_Prompt_.
Output the data exactly, with every line intact.
--- Excerpted records ---
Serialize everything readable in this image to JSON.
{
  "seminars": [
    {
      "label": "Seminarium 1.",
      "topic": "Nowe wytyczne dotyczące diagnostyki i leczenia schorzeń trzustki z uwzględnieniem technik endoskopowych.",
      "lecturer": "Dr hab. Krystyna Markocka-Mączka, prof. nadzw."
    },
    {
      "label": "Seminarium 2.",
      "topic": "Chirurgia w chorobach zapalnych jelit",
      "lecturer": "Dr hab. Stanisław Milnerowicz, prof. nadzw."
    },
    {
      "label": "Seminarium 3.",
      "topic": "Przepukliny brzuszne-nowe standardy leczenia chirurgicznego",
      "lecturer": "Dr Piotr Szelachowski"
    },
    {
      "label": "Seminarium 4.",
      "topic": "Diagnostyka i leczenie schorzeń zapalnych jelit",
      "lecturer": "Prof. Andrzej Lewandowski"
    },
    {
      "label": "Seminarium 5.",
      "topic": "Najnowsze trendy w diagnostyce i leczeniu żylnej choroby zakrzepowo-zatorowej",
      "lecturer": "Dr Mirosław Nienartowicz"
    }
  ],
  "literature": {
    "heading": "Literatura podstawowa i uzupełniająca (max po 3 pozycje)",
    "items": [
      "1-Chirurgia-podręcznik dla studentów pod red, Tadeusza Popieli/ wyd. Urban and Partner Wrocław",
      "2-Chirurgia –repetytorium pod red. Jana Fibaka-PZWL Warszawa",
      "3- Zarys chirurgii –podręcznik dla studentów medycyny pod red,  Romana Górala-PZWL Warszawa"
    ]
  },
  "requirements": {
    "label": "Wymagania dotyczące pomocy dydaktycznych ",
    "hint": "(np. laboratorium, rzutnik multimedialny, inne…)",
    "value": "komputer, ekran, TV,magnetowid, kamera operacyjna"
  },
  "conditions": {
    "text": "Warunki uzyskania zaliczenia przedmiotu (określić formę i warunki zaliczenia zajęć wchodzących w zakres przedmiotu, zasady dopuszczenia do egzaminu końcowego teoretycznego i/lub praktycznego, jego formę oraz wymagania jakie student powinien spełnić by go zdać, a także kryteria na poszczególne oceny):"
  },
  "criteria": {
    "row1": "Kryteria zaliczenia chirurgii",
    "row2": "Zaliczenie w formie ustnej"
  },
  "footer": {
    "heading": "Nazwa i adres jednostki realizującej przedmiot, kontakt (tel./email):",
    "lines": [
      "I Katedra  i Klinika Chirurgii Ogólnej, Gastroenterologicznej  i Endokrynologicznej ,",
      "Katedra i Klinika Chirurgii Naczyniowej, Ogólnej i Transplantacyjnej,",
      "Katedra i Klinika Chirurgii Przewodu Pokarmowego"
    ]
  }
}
---
_Response to the exercise_.
Serialize everything readable in this image to JSON.
{
  "seminars": [
    {
      "label": "Seminarium 1.",
      "topic": "Nowe wytyczne dotyczące diagnostyki i leczenia schorzeń trzustki z uwzględnieniem technik endoskopowych.",
      "lecturer": "Dr hab. Krystyna Markocka-Mączka, prof. nadzw."
    },
    {
      "label": "Seminarium 2.",
      "topic": "Chirurgia w chorobach zapalnych jelit",
      "lecturer": "Dr hab. Stanisław Milnerowicz, prof. nadzw."
    },
    {
      "label": "Seminarium 3.",
      "topic": "Przepukliny brzuszne-nowe standardy leczenia chirurgicznego",
      "lecturer": "Dr Piotr Szelachowski"
    },
    {
      "label": "Seminarium 4.",
      "topic": "Diagnostyka i leczenie schorzeń zapalnych jelit",
      "lecturer": "Prof. Andrzej Lewandowski"
    },
    {
      "label": "Seminarium 5.",
      "topic": "Najnowsze trendy w diagnostyce i leczeniu żylnej choroby zakrzepowo-zatorowej",
      "lecturer": "Dr Mirosław Nienartowicz"
    }
  ],
  "literature": {
    "heading": "Literatura podstawowa i uzupełniająca (max po 3 pozycje)",
    "items": [
      "1-Chirurgia-podręcznik dla studentów pod red, Tadeusza Popieli/ wyd. Urban and Partner Wrocław",
      "2-Chirurgia –repetytorium pod red. Jana Fibaka-PZWL Warszawa",
      "3- Zarys chirurgii –podręcznik dla studentów medycyny pod red,  Romana Górala-PZWL Warszawa"
    ]
  },
  "requirements": {
    "label": "Wymagania dotyczące pomocy dydaktycznych ",
    "hint": "(np. laboratorium, rzutnik multimedialny, inne…)",
    "value": "komputer, ekran, TV,magnetowid, kamera operacyjna"
  },
  "conditions": {
    "text": "Warunki uzyskania zaliczenia przedmiotu (określić formę i warunki zaliczenia zajęć wchodzących w zakres przedmiotu, zasady dopuszczenia do egzaminu końcowego teoretycznego i/lub praktycznego, jego formę oraz wymagania jakie student powinien spełnić by go zdać, a także kryteria na poszczególne oceny):"
  },
  "criteria": {
    "row1": "Kryteria zaliczenia chirurgii",
    "row2": "Zaliczenie w formie ustnej"
  },
  "footer": {
    "heading": "Nazwa i adres jednostki realizującej przedmiot, kontakt (tel./email):",
    "lines": [
      "I Katedra  i Klinika Chirurgii Ogólnej, Gastroenterologicznej  i Endokrynologicznej ,",
      "Katedra i Klinika Chirurgii Naczyniowej, Ogólnej i Transplantacyjnej,",
      "Katedra i Klinika Chirurgii Przewodu Pokarmowego"
    ]
  }
}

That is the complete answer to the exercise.